## THE EXERCISE
Find the word "Notes" in the data. Return every line where it appears.

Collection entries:
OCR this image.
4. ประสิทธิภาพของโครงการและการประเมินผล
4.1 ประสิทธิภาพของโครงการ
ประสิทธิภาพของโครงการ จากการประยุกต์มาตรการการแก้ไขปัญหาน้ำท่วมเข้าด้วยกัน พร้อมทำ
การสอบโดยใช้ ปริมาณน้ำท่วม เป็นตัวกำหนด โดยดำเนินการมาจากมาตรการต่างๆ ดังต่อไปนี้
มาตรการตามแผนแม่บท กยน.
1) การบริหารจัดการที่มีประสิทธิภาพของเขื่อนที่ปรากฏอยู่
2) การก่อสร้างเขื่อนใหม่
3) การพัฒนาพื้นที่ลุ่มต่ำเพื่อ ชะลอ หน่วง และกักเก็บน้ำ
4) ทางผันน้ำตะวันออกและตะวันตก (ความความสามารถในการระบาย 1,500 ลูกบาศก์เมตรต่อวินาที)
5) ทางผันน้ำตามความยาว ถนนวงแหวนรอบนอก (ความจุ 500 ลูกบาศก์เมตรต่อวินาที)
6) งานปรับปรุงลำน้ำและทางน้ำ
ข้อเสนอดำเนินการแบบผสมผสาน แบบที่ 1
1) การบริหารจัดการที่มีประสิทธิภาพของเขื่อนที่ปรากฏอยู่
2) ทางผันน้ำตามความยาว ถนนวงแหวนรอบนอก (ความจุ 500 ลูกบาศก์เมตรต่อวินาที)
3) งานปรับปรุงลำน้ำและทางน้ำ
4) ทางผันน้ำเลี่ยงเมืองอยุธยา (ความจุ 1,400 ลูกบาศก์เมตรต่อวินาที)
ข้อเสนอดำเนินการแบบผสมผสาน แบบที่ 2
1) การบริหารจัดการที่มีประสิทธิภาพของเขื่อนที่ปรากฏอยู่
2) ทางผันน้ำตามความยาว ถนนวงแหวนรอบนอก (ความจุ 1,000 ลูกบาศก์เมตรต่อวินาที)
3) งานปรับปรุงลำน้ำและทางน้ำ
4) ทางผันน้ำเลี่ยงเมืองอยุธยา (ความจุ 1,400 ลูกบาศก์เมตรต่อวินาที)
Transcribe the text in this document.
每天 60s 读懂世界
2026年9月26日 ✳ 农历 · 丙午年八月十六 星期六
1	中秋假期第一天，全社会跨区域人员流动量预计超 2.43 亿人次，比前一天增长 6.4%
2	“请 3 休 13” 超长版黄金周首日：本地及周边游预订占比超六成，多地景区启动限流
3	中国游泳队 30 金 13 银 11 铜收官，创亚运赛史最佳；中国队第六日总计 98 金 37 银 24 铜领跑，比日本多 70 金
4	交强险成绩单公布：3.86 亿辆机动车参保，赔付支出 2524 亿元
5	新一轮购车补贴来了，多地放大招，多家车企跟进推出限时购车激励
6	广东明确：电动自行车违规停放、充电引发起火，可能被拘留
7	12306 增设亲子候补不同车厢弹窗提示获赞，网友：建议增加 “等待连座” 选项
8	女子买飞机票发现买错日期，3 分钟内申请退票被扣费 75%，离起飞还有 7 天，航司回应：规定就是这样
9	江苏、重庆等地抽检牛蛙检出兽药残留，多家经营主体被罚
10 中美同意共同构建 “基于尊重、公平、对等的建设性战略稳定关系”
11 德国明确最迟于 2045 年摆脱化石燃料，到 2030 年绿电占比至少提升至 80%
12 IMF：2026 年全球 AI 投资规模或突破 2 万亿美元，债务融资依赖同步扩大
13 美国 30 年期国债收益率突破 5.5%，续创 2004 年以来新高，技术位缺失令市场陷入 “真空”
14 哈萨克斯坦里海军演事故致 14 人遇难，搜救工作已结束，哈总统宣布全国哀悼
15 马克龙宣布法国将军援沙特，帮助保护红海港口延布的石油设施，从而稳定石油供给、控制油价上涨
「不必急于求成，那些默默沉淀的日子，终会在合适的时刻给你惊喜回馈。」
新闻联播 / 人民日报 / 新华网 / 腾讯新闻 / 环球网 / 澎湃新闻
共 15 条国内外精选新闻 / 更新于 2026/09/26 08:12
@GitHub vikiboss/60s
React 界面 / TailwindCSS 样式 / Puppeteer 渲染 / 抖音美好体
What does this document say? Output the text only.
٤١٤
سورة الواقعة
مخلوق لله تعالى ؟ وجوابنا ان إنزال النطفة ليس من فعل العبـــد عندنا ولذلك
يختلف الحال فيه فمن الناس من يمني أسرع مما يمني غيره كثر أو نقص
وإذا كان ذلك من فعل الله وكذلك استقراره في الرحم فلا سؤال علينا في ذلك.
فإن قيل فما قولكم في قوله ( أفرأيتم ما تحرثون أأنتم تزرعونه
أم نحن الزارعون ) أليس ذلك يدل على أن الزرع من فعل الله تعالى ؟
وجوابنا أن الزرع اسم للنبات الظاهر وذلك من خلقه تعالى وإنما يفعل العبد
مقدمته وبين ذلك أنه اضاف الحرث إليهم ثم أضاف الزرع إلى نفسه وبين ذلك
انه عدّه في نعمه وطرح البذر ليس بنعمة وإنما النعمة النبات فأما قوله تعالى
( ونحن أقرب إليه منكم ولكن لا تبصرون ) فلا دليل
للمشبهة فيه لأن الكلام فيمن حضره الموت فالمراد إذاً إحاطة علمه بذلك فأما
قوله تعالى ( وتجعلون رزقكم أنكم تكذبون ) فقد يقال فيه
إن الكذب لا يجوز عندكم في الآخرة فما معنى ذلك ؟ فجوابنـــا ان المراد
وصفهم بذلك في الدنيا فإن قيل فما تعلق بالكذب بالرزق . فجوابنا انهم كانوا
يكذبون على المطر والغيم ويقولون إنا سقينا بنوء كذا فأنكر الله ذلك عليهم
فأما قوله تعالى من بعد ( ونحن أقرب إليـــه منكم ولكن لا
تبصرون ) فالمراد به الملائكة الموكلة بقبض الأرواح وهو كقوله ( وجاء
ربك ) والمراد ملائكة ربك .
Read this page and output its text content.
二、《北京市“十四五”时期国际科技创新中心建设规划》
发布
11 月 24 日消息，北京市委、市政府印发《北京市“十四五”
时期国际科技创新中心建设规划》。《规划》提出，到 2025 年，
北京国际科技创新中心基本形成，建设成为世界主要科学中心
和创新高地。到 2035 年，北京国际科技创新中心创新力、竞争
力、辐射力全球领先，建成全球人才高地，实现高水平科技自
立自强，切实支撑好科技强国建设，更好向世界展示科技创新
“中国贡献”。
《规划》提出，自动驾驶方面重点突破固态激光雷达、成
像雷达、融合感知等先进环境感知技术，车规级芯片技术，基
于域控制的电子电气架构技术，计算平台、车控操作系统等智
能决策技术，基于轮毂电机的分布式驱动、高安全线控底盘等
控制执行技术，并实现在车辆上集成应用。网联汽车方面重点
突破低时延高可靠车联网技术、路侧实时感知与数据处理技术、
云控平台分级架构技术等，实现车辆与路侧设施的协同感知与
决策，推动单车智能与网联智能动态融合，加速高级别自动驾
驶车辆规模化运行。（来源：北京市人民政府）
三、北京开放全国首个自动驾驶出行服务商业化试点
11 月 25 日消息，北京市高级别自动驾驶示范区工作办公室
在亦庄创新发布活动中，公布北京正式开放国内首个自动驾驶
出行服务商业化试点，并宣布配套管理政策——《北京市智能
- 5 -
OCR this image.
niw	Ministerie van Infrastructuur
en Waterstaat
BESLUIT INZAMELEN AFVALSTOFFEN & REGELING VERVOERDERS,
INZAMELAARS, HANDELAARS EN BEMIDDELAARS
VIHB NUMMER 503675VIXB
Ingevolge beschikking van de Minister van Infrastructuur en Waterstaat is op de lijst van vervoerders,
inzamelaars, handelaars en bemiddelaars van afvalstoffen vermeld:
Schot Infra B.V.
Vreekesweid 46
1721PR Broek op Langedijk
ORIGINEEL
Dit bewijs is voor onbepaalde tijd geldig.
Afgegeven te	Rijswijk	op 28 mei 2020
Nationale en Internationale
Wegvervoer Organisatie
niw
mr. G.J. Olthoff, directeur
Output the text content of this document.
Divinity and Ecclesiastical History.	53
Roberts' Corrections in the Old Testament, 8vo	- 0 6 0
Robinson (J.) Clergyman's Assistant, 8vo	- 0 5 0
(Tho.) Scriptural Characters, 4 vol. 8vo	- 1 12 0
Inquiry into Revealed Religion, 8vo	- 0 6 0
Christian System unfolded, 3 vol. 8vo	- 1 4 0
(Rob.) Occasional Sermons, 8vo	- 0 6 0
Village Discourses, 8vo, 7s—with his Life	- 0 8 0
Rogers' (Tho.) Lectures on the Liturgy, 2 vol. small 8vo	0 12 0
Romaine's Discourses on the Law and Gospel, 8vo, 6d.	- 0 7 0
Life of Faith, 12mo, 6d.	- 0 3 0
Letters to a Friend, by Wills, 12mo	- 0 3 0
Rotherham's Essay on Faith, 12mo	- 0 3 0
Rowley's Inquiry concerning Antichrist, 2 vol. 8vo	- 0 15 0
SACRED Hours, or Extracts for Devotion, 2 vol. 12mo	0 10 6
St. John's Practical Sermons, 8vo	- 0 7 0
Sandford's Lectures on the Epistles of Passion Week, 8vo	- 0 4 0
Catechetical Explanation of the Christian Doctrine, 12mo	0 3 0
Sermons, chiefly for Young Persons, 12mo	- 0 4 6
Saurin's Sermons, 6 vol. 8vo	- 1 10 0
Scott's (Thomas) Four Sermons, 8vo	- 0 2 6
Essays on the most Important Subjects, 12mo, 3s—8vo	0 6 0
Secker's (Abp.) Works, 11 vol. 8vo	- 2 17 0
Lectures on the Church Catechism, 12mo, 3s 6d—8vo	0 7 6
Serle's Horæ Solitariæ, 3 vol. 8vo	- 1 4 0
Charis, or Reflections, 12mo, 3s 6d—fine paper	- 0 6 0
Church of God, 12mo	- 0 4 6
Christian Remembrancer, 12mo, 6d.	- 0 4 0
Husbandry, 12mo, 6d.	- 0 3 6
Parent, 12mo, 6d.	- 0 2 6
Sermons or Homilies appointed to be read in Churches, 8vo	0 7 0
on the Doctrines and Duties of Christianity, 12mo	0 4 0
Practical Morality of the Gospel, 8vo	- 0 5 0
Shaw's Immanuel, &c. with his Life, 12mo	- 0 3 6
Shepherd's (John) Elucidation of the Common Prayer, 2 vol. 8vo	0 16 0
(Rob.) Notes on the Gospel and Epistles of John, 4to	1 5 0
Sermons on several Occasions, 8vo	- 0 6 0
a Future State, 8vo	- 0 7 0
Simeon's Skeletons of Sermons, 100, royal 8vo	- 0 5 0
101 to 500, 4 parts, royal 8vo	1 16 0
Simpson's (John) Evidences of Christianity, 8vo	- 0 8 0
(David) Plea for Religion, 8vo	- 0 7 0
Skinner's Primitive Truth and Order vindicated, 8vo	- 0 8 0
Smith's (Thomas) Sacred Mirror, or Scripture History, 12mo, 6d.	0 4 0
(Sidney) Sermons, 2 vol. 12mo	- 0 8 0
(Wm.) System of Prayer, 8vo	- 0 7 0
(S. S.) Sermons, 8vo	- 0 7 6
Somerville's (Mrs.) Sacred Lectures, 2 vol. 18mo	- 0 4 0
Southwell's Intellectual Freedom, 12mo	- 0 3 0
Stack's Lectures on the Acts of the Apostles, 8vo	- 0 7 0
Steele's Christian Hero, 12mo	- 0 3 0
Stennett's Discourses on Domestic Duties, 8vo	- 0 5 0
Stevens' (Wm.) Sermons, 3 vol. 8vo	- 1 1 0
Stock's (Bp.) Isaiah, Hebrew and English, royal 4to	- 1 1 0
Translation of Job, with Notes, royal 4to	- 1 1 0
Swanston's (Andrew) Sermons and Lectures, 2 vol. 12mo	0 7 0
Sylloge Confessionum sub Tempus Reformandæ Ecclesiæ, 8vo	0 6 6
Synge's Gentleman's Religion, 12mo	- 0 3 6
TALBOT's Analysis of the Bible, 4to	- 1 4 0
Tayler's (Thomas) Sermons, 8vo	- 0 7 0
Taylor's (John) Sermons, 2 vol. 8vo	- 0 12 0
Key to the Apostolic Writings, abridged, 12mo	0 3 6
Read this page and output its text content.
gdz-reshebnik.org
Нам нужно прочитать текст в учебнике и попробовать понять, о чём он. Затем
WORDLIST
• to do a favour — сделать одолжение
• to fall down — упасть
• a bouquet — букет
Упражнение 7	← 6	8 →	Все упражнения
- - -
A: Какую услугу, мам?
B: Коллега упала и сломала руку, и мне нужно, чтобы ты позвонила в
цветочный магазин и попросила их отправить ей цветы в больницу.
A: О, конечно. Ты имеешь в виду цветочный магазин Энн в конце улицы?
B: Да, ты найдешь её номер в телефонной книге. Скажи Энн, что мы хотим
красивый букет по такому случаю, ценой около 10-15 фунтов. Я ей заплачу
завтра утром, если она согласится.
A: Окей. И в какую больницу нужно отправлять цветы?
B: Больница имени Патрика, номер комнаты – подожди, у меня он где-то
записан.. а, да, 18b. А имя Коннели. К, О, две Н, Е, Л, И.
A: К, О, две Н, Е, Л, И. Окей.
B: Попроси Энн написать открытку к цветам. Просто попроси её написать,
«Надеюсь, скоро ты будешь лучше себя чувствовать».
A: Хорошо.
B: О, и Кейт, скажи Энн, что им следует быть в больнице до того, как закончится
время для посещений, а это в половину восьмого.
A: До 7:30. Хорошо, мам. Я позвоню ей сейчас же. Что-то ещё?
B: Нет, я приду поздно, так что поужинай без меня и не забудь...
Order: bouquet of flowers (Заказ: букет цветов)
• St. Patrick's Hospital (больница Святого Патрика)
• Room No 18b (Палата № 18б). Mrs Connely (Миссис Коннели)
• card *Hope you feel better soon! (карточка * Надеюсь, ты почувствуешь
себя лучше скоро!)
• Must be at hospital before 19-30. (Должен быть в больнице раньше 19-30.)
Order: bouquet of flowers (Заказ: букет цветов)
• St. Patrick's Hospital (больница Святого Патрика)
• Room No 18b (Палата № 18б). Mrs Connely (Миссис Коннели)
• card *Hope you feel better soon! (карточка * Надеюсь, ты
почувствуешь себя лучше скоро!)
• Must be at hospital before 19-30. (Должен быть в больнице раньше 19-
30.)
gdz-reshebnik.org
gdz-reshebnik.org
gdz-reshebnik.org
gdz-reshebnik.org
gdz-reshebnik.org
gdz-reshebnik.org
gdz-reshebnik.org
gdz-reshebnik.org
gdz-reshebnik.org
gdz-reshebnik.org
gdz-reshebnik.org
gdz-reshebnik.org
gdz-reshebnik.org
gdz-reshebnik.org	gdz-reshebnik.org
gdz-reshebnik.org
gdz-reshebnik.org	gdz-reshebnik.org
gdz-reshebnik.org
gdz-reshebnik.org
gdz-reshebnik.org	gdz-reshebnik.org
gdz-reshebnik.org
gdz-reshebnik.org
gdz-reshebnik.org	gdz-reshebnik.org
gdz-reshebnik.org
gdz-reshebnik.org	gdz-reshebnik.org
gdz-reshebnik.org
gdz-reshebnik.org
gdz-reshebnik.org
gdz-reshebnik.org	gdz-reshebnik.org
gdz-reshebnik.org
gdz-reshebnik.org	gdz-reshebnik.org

## RESULT
(Rob.) Notes on the Gospel and Epistles of John, 4to	1 5 0
Translation of Job, with Notes, royal 4to	- 1 1 0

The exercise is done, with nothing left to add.